▶ _RECORDS FOR PROCESSING_
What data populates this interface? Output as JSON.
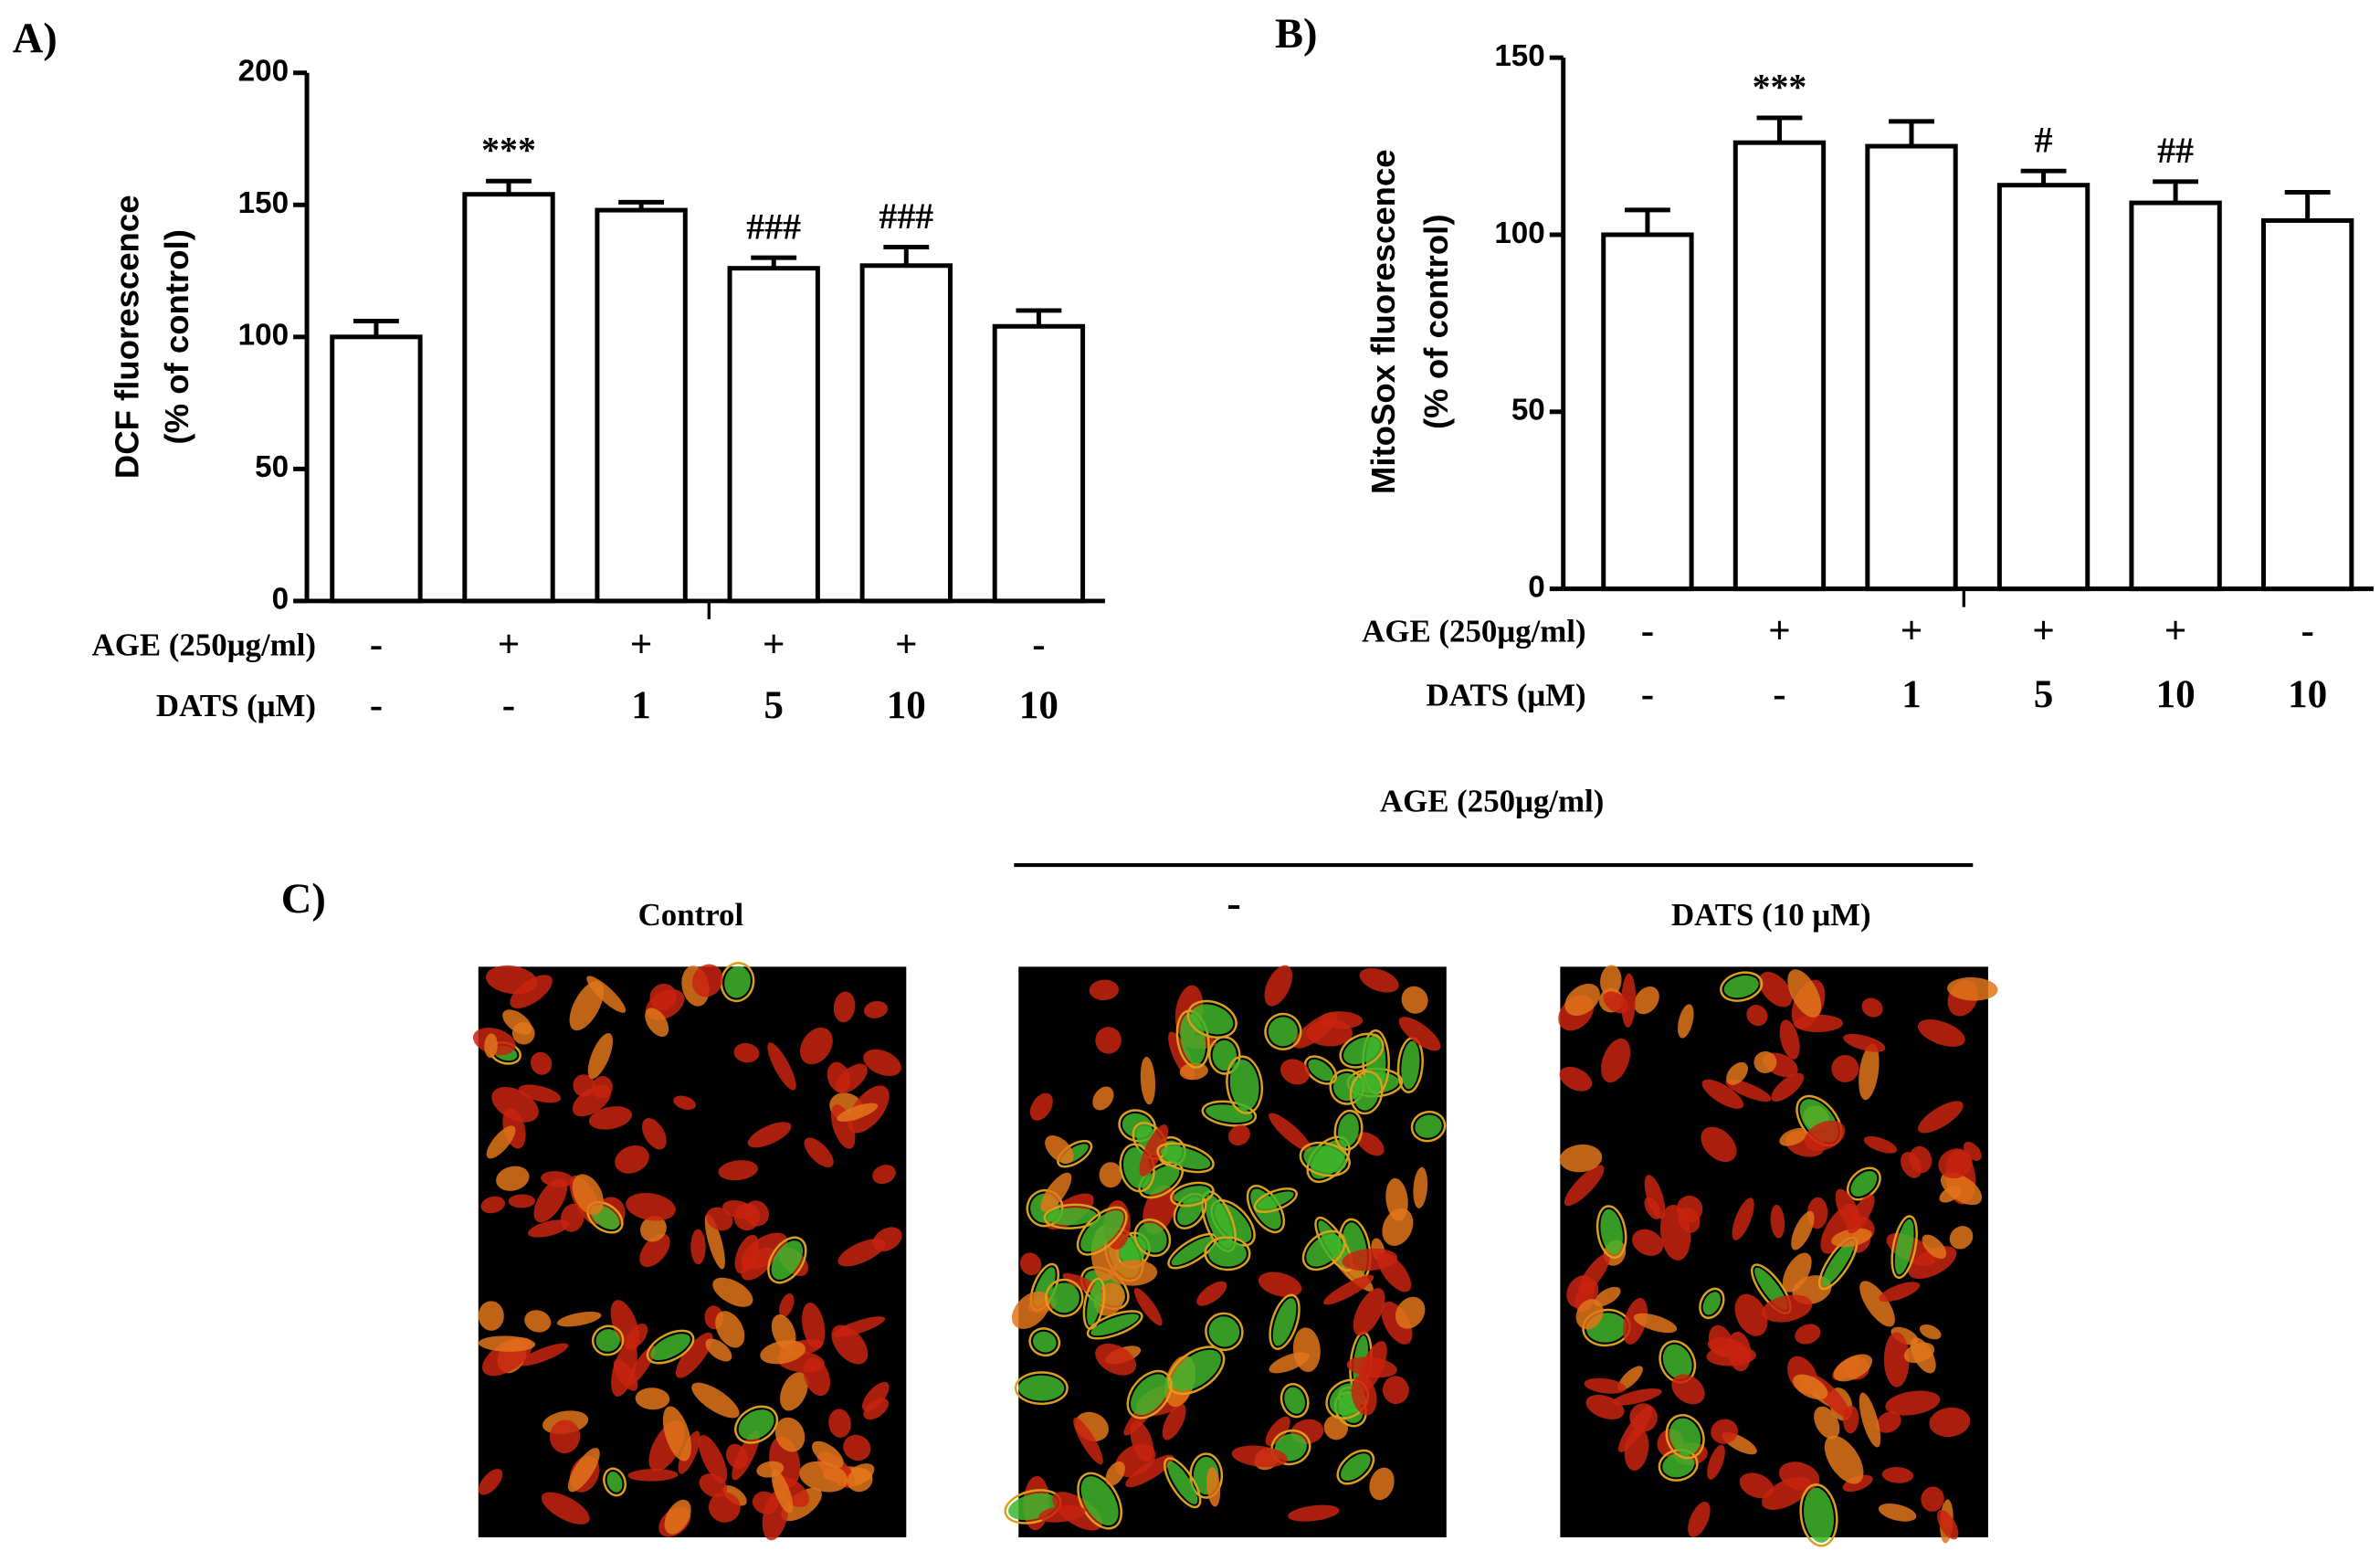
{
  "chart_data": [
    {
      "type": "bar",
      "panel": "A)",
      "y_label": [
        "DCF fluorescence",
        "(% of control)"
      ],
      "values": [
        100,
        154,
        148,
        126,
        127,
        104
      ],
      "errors": [
        6,
        5,
        3,
        4,
        7,
        6
      ],
      "bar_labels": [
        null,
        "***",
        null,
        "###",
        "###",
        null
      ],
      "ylim": [
        0,
        200
      ],
      "yticks": [
        0,
        50,
        100,
        150,
        200
      ],
      "color": "#ffffff",
      "rows": [
        {
          "label": "AGE (250μg/ml)",
          "cells": [
            "-",
            "+",
            "+",
            "+",
            "+",
            "-"
          ]
        },
        {
          "label": "DATS (μM)",
          "cells": [
            "-",
            "-",
            "1",
            "5",
            "10",
            "10"
          ]
        }
      ]
    },
    {
      "type": "bar",
      "panel": "B)",
      "y_label": [
        "MitoSox fluorescence",
        "(% of control)"
      ],
      "values": [
        100,
        126,
        125,
        114,
        109,
        104
      ],
      "errors": [
        7,
        7,
        7,
        4,
        6,
        8
      ],
      "bar_labels": [
        null,
        "***",
        null,
        "#",
        "##",
        null
      ],
      "ylim": [
        0,
        150
      ],
      "yticks": [
        0,
        50,
        100,
        150
      ],
      "color": "#ffffff",
      "rows": [
        {
          "label": "AGE (250μg/ml)",
          "cells": [
            "-",
            "+",
            "+",
            "+",
            "+",
            "-"
          ]
        },
        {
          "label": "DATS (μM)",
          "cells": [
            "-",
            "-",
            "1",
            "5",
            "10",
            "10"
          ]
        }
      ]
    }
  ],
  "panel_c": {
    "label": "C)",
    "group": "AGE (250μg/ml)",
    "images": [
      "Control",
      "-",
      "DATS (10 μM)"
    ]
  }
}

▶ _PROBLEM DETAILS_
Write out again every line above exactly as given; the pictures do not belong in the copy.

▶ _EXERCISE ANSWER_
What data populates this interface? Output as JSON.
{
  "chart_data": [
    {
      "type": "bar",
      "panel": "A)",
      "y_label": [
        "DCF fluorescence",
        "(% of control)"
      ],
      "values": [
        100,
        154,
        148,
        126,
        127,
        104
      ],
      "errors": [
        6,
        5,
        3,
        4,
        7,
        6
      ],
      "bar_labels": [
        null,
        "***",
        null,
        "###",
        "###",
        null
      ],
      "ylim": [
        0,
        200
      ],
      "yticks": [
        0,
        50,
        100,
        150,
        200
      ],
      "color": "#ffffff",
      "rows": [
        {
          "label": "AGE (250μg/ml)",
          "cells": [
            "-",
            "+",
            "+",
            "+",
            "+",
            "-"
          ]
        },
        {
          "label": "DATS (μM)",
          "cells": [
            "-",
            "-",
            "1",
            "5",
            "10",
            "10"
          ]
        }
      ]
    },
    {
      "type": "bar",
      "panel": "B)",
      "y_label": [
        "MitoSox fluorescence",
        "(% of control)"
      ],
      "values": [
        100,
        126,
        125,
        114,
        109,
        104
      ],
      "errors": [
        7,
        7,
        7,
        4,
        6,
        8
      ],
      "bar_labels": [
        null,
        "***",
        null,
        "#",
        "##",
        null
      ],
      "ylim": [
        0,
        150
      ],
      "yticks": [
        0,
        50,
        100,
        150
      ],
      "color": "#ffffff",
      "rows": [
        {
          "label": "AGE (250μg/ml)",
          "cells": [
            "-",
            "+",
            "+",
            "+",
            "+",
            "-"
          ]
        },
        {
          "label": "DATS (μM)",
          "cells": [
            "-",
            "-",
            "1",
            "5",
            "10",
            "10"
          ]
        }
      ]
    }
  ],
  "panel_c": {
    "label": "C)",
    "group": "AGE (250μg/ml)",
    "images": [
      "Control",
      "-",
      "DATS (10 μM)"
    ]
  }
}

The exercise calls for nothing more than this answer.